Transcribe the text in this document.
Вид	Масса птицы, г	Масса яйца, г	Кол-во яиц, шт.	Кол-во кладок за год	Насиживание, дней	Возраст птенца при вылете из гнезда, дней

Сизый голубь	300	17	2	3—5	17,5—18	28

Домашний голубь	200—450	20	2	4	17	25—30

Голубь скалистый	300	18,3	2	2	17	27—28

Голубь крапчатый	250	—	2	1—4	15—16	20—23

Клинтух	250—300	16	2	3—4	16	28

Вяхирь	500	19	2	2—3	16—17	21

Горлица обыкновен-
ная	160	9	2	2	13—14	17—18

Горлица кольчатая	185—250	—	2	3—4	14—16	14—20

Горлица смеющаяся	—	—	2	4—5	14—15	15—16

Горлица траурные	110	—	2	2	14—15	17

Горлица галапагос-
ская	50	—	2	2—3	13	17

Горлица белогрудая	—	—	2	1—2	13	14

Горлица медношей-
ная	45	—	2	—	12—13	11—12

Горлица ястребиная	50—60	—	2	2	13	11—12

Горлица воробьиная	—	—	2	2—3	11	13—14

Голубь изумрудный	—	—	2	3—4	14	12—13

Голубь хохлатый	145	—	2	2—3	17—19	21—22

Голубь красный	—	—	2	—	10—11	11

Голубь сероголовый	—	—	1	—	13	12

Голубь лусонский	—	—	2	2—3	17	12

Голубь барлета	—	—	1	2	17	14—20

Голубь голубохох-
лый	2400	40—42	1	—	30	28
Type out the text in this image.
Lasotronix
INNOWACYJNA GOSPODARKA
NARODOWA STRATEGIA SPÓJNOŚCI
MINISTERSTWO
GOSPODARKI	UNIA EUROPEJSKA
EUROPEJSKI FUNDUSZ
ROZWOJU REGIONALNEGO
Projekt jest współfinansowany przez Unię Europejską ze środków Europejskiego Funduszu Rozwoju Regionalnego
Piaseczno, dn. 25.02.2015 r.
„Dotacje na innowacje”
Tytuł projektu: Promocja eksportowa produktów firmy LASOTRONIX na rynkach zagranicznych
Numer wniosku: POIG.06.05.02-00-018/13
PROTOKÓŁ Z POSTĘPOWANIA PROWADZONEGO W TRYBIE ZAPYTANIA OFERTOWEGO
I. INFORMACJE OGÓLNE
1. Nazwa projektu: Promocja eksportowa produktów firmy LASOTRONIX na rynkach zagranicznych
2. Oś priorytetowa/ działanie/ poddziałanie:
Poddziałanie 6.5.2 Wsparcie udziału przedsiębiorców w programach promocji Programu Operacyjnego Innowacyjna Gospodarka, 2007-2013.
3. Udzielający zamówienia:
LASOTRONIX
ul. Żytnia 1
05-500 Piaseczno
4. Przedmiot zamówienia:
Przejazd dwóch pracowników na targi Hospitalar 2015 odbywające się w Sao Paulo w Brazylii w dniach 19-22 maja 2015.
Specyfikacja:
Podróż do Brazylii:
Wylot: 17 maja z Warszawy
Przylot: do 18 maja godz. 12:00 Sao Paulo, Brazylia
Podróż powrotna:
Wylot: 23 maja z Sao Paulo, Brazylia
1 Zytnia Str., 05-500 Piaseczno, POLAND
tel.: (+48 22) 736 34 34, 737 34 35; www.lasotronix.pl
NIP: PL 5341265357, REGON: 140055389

## WHAT NEEDS TO BE DONE
Copy all lines from the material that contain "Горлица".

## SOLUTION FOR THIS EXERCISE
Горлица обыкновен-
Горлица кольчатая	185—250	—	2	3—4	14—16	14—20
Горлица смеющаяся	—	—	2	4—5	14—15	15—16
Горлица траурные	110	—	2	2	14—15	17
Горлица галапагос-
Горлица белогрудая	—	—	2	1—2	13	14
Горлица медношей-
Горлица ястребиная	50—60	—	2	2	13	11—12
Горлица воробьиная	—	—	2	2—3	11	13—14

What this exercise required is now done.